** begin Excerpt **

# Scored on a Demi-Jon



## Runningwolf (Dec 14, 2012)

Well last week I was debating on whether to buy a demi-jon or not. I did not. As luck would have it I picked up an old one today for free. The plastic basket was so old and brittle, it just crumbled every time I touched it. This is not the blown glass type I see today like Joe had but it is molded glass with seams on the side. Plus the shoulders are more square rather than balloon shaped. No idea how old it is but it was never used and still had the paper plug in the neck. My second thought was to give it to my wife for a terrarium, but this is heavier glass then the one you buy today so the second though only lasted just as long.


----------



## BobF (Dec 14, 2012)

Hey, that's cool looking! 15g?


----------



## Pumpkinman (Dec 14, 2012)

Nice score!!!


----------



## tonyt (Dec 15, 2012)

With privilege comes responsibility . . . Keep it full.


----------



## Runningwolf (Dec 15, 2012)

Well, Tony the biggest challenge won't be keeping it full, but placement of it. I have three carboys of Cab Merlot to put in it in a few weeks. It will certainly be on a furniture dolly on the floor.


----------



## Rocky (Dec 15, 2012)

That is a major score, Dan. I think you have one of those 12 gallon pyrex carboys that I see on eBay for anywhere from $175 to $295.


----------



## ibglowin (Dec 15, 2012)

Nice score can you purchase the rubber covers to fit this bad boy?


----------



## oldwhiskers (Dec 15, 2012)

Nice, it will make a nice bulk aging container.


----------



## Bailey (Dec 15, 2012)

For a 'shock resistant' coating you can use brush on tile waterproofing compound ( red guard or green guard - different brands of the basic same product.) It's not see through but for the bottom may be a saver. It will scrape off with a razor if you ever want to remove it.


----------



## Runningwolf (Dec 15, 2012)

I will check the size when I fill with a meta/citric solution. Right now I have oxy-clean soaking in it. It is crystal clear/clean. Mike we sell every size of rubber bungs there is (solid and with center hole) so getting the right one is no problem.

** end Excerpt **
** begin Raw records **

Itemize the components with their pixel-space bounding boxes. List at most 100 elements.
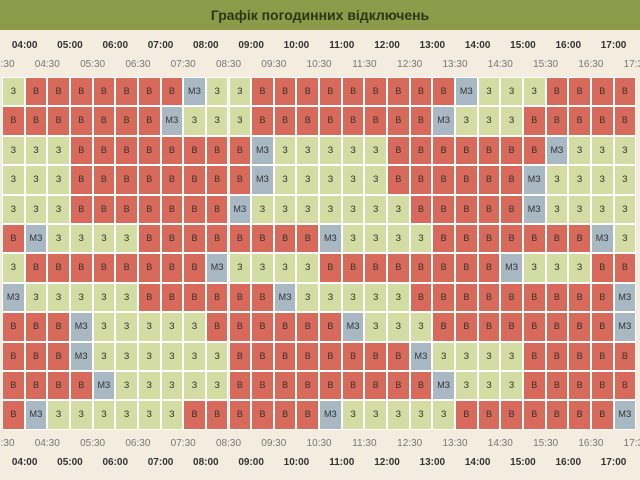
schedule-cell: МЗ (432, 106, 455, 136)
half-hour-label: 08:30 (215, 59, 242, 70)
hour-label: 13:00 (419, 457, 446, 468)
half-hour-label: 16:30 (578, 438, 604, 449)
schedule-cell: З (545, 165, 569, 195)
schedule-cell: В (2, 371, 25, 401)
schedule-cell: З (590, 194, 614, 224)
schedule-cell: З (319, 282, 342, 313)
schedule-cell: В (319, 77, 342, 107)
schedule-cell: В (115, 77, 138, 107)
schedule-cell: В (568, 312, 591, 342)
schedule-cell: З (92, 224, 116, 254)
schedule-cell: З (92, 312, 116, 342)
schedule-cell: В (69, 165, 93, 195)
schedule-cell: З (319, 194, 342, 224)
schedule-cell: З (251, 253, 274, 283)
schedule-cell: В (364, 253, 388, 283)
schedule-cell: В (409, 135, 433, 166)
schedule-cell: В (228, 135, 252, 166)
schedule-cell: З (500, 106, 523, 136)
schedule-cell: В (2, 224, 25, 254)
schedule-cell: В (522, 224, 546, 254)
schedule-cell: В (590, 253, 614, 283)
schedule-cell: В (92, 165, 116, 195)
schedule-cell: МЗ (273, 282, 297, 313)
schedule-cell: З (568, 165, 591, 195)
schedule-cell: В (568, 106, 591, 136)
schedule-cell: В (590, 282, 614, 313)
schedule-cell: В (92, 77, 116, 107)
schedule-cell: В (24, 312, 48, 342)
schedule-cell: МЗ (251, 165, 274, 195)
hour-label: 17:00 (600, 457, 627, 468)
schedule-cell: В (590, 77, 614, 107)
schedule-cell: З (160, 341, 184, 371)
schedule-cell: В (205, 165, 229, 195)
schedule-cell: З (477, 371, 501, 401)
schedule-cell: В (522, 135, 546, 166)
schedule-cell: В (228, 224, 252, 254)
schedule-cell: З (115, 341, 138, 371)
schedule-cell: В (160, 253, 184, 283)
schedule-cell: В (409, 165, 433, 195)
schedule-cell: МЗ (69, 341, 93, 371)
schedule-cell: З (183, 312, 206, 342)
schedule-cell: З (273, 135, 297, 166)
schedule-cell: В (568, 341, 591, 371)
schedule-cell: В (160, 165, 184, 195)
schedule-cell: З (500, 371, 523, 401)
schedule-cell: З (24, 194, 48, 224)
half-hour-label: 07:30 (170, 59, 196, 70)
schedule-cell: В (613, 106, 637, 136)
schedule-cell: З (477, 77, 501, 107)
schedule-cell: З (590, 165, 614, 195)
schedule-cell: В (228, 400, 252, 430)
schedule-cell: В (273, 77, 297, 107)
schedule-cell: З (137, 371, 161, 401)
schedule-cell: В (251, 371, 274, 401)
schedule-cell: В (183, 165, 206, 195)
schedule-cell: В (296, 312, 320, 342)
schedule-cell: В (545, 341, 569, 371)
schedule-cell: В (387, 106, 410, 136)
schedule-cell: В (545, 106, 569, 136)
schedule-cell: В (341, 253, 365, 283)
schedule-cell: В (455, 253, 478, 283)
schedule-cell: З (568, 194, 591, 224)
schedule-cell: В (251, 341, 274, 371)
hour-label: 10:00 (283, 457, 310, 468)
schedule-cell: З (47, 282, 70, 313)
schedule-cell: МЗ (522, 165, 546, 195)
half-hour-label: 09:30 (261, 59, 287, 70)
hour-label: 15:00 (510, 40, 536, 51)
schedule-cell: В (477, 400, 501, 430)
half-hour-label: 06:30 (125, 438, 151, 449)
schedule-cell: В (319, 341, 342, 371)
schedule-cell: МЗ (341, 312, 365, 342)
schedule-cell: З (477, 106, 501, 136)
schedule-cell: В (251, 282, 274, 313)
schedule-cell: З (115, 224, 138, 254)
schedule-cell: В (409, 253, 433, 283)
schedule-cell: В (568, 400, 591, 430)
schedule-cell: З (432, 400, 455, 430)
schedule-cell: З (590, 135, 614, 166)
schedule-cell: В (590, 400, 614, 430)
schedule-cell: В (341, 77, 365, 107)
schedule-cell: В (500, 282, 523, 313)
schedule-cell: В (455, 135, 478, 166)
hour-label: 14:00 (464, 40, 491, 51)
schedule-cell: В (160, 77, 184, 107)
schedule-cell: В (183, 400, 206, 430)
schedule-cell: З (387, 282, 410, 313)
schedule-cell: В (296, 224, 320, 254)
schedule-cell: З (296, 253, 320, 283)
schedule-cell: МЗ (160, 106, 184, 136)
schedule-cell: МЗ (69, 312, 93, 342)
hour-label: 08:00 (193, 457, 219, 468)
schedule-cell: В (115, 135, 138, 166)
schedule-cell: В (545, 282, 569, 313)
schedule-cell: В (477, 312, 501, 342)
schedule-cell: В (432, 282, 455, 313)
schedule-cell: В (115, 106, 138, 136)
schedule-cell: В (477, 282, 501, 313)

** end Raw records **

Tasks to complete
[1] Decide whether each statement agrees with the forum thread about the demi-jon, and answer yes or no with the deciding words of the thread quoted exactly: (a) The demi-jon Runningwolf found still had a paper plug in its neck. (b) The demi-jon is made of blown glass. (c) Runningwolf plans to put three carboys of Cab Merlot into it.
[2] Copy the part of the forum thread about the demi-jon from "## Runningwolf (Dec 14, 2012)" up to and including "just as long.".

Per-task outputs
[1]
(a) Yes: "it was never used and still had the paper plug in the neck"
(b) No: "This is not the blown glass type I see today like Joe had but it is molded glass with seams on the side."
(c) Yes: "I have three carboys of Cab Merlot to put in it in a few weeks."

[2]
## Runningwolf (Dec 14, 2012)

Well last week I was debating on whether to buy a demi-jon or not. I did not. As luck would have it I picked up an old one today for free. The plastic basket was so old and brittle, it just crumbled every time I touched it. This is not the blown glass type I see today like Joe had but it is molded glass with seams on the side. Plus the shoulders are more square rather than balloon shaped. No idea how old it is but it was never used and still had the paper plug in the neck. My second thought was to give it to my wife for a terrarium, but this is heavier glass then the one you buy today so the second though only lasted just as long.